-- BEGIN RAW RECORDS --

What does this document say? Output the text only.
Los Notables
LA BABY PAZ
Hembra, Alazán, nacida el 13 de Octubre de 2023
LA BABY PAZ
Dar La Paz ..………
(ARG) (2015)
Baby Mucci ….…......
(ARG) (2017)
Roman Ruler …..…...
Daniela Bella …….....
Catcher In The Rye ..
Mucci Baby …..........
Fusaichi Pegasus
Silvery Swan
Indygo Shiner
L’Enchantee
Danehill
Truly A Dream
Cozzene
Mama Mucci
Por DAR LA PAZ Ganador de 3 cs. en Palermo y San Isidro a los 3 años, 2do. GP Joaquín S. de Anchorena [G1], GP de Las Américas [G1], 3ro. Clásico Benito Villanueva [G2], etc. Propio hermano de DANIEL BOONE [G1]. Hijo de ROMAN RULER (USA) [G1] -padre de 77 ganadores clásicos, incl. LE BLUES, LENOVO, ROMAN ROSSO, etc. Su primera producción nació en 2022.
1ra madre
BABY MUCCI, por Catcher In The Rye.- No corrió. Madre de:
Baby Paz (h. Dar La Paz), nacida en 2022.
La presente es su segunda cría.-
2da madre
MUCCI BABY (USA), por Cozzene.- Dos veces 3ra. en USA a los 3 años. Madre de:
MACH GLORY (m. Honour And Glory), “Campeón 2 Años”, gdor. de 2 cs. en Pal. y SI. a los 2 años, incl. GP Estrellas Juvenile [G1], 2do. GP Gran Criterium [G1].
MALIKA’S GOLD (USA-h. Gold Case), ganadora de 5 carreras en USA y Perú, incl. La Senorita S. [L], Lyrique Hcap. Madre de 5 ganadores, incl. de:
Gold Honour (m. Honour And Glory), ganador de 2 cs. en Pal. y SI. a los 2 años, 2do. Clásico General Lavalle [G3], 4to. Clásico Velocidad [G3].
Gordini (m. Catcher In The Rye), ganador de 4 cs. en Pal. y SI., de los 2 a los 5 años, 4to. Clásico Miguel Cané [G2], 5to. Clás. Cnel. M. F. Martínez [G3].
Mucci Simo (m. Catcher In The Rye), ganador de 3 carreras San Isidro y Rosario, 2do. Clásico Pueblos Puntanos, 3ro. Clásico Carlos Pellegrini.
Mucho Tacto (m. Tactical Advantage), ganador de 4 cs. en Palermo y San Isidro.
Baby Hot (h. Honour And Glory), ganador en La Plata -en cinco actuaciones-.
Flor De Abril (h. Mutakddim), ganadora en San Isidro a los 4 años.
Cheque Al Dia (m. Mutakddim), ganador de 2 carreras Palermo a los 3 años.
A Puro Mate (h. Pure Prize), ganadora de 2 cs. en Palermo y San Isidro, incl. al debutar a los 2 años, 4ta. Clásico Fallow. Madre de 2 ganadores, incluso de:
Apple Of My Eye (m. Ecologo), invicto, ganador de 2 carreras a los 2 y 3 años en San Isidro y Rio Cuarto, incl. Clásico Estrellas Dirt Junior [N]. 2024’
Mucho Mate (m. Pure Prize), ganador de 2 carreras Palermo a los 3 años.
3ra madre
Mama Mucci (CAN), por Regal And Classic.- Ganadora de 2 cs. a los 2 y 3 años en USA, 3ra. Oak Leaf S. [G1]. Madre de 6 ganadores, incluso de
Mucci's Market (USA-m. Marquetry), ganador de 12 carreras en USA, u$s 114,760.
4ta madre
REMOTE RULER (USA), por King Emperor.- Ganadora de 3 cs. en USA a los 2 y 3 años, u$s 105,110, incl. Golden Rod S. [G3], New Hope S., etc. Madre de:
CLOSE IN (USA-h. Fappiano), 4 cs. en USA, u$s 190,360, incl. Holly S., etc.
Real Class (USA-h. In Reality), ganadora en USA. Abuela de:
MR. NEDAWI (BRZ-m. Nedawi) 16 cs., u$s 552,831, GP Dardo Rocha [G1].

-- END RAW RECORDS --

## TO BE DONE
Exactly as written, please output every entry.

## FULL OUTPUT
What does this document say? Output the text only.
Los Notables
LA BABY PAZ
Hembra, Alazán, nacida el 13 de Octubre de 2023
LA BABY PAZ
Dar La Paz ..………
(ARG) (2015)
Baby Mucci ….…......
(ARG) (2017)
Roman Ruler …..…...
Daniela Bella …….....
Catcher In The Rye ..
Mucci Baby …..........
Fusaichi Pegasus
Silvery Swan
Indygo Shiner
L’Enchantee
Danehill
Truly A Dream
Cozzene
Mama Mucci
Por DAR LA PAZ Ganador de 3 cs. en Palermo y San Isidro a los 3 años, 2do. GP Joaquín S. de Anchorena [G1], GP de Las Américas [G1], 3ro. Clásico Benito Villanueva [G2], etc. Propio hermano de DANIEL BOONE [G1]. Hijo de ROMAN RULER (USA) [G1] -padre de 77 ganadores clásicos, incl. LE BLUES, LENOVO, ROMAN ROSSO, etc. Su primera producción nació en 2022.
1ra madre
BABY MUCCI, por Catcher In The Rye.- No corrió. Madre de:
Baby Paz (h. Dar La Paz), nacida en 2022.
La presente es su segunda cría.-
2da madre
MUCCI BABY (USA), por Cozzene.- Dos veces 3ra. en USA a los 3 años. Madre de:
MACH GLORY (m. Honour And Glory), “Campeón 2 Años”, gdor. de 2 cs. en Pal. y SI. a los 2 años, incl. GP Estrellas Juvenile [G1], 2do. GP Gran Criterium [G1].
MALIKA’S GOLD (USA-h. Gold Case), ganadora de 5 carreras en USA y Perú, incl. La Senorita S. [L], Lyrique Hcap. Madre de 5 ganadores, incl. de:
Gold Honour (m. Honour And Glory), ganador de 2 cs. en Pal. y SI. a los 2 años, 2do. Clásico General Lavalle [G3], 4to. Clásico Velocidad [G3].
Gordini (m. Catcher In The Rye), ganador de 4 cs. en Pal. y SI., de los 2 a los 5 años, 4to. Clásico Miguel Cané [G2], 5to. Clás. Cnel. M. F. Martínez [G3].
Mucci Simo (m. Catcher In The Rye), ganador de 3 carreras San Isidro y Rosario, 2do. Clásico Pueblos Puntanos, 3ro. Clásico Carlos Pellegrini.
Mucho Tacto (m. Tactical Advantage), ganador de 4 cs. en Palermo y San Isidro.
Baby Hot (h. Honour And Glory), ganador en La Plata -en cinco actuaciones-.
Flor De Abril (h. Mutakddim), ganadora en San Isidro a los 4 años.
Cheque Al Dia (m. Mutakddim), ganador de 2 carreras Palermo a los 3 años.
A Puro Mate (h. Pure Prize), ganadora de 2 cs. en Palermo y San Isidro, incl. al debutar a los 2 años, 4ta. Clásico Fallow. Madre de 2 ganadores, incluso de:
Apple Of My Eye (m. Ecologo), invicto, ganador de 2 carreras a los 2 y 3 años en San Isidro y Rio Cuarto, incl. Clásico Estrellas Dirt Junior [N]. 2024’
Mucho Mate (m. Pure Prize), ganador de 2 carreras Palermo a los 3 años.
3ra madre
Mama Mucci (CAN), por Regal And Classic.- Ganadora de 2 cs. a los 2 y 3 años en USA, 3ra. Oak Leaf S. [G1]. Madre de 6 ganadores, incluso de
Mucci's Market (USA-m. Marquetry), ganador de 12 carreras en USA, u$s 114,760.
4ta madre
REMOTE RULER (USA), por King Emperor.- Ganadora de 3 cs. en USA a los 2 y 3 años, u$s 105,110, incl. Golden Rod S. [G3], New Hope S., etc. Madre de:
CLOSE IN (USA-h. Fappiano), 4 cs. en USA, u$s 190,360, incl. Holly S., etc.
Real Class (USA-h. In Reality), ganadora en USA. Abuela de:
MR. NEDAWI (BRZ-m. Nedawi) 16 cs., u$s 552,831, GP Dardo Rocha [G1].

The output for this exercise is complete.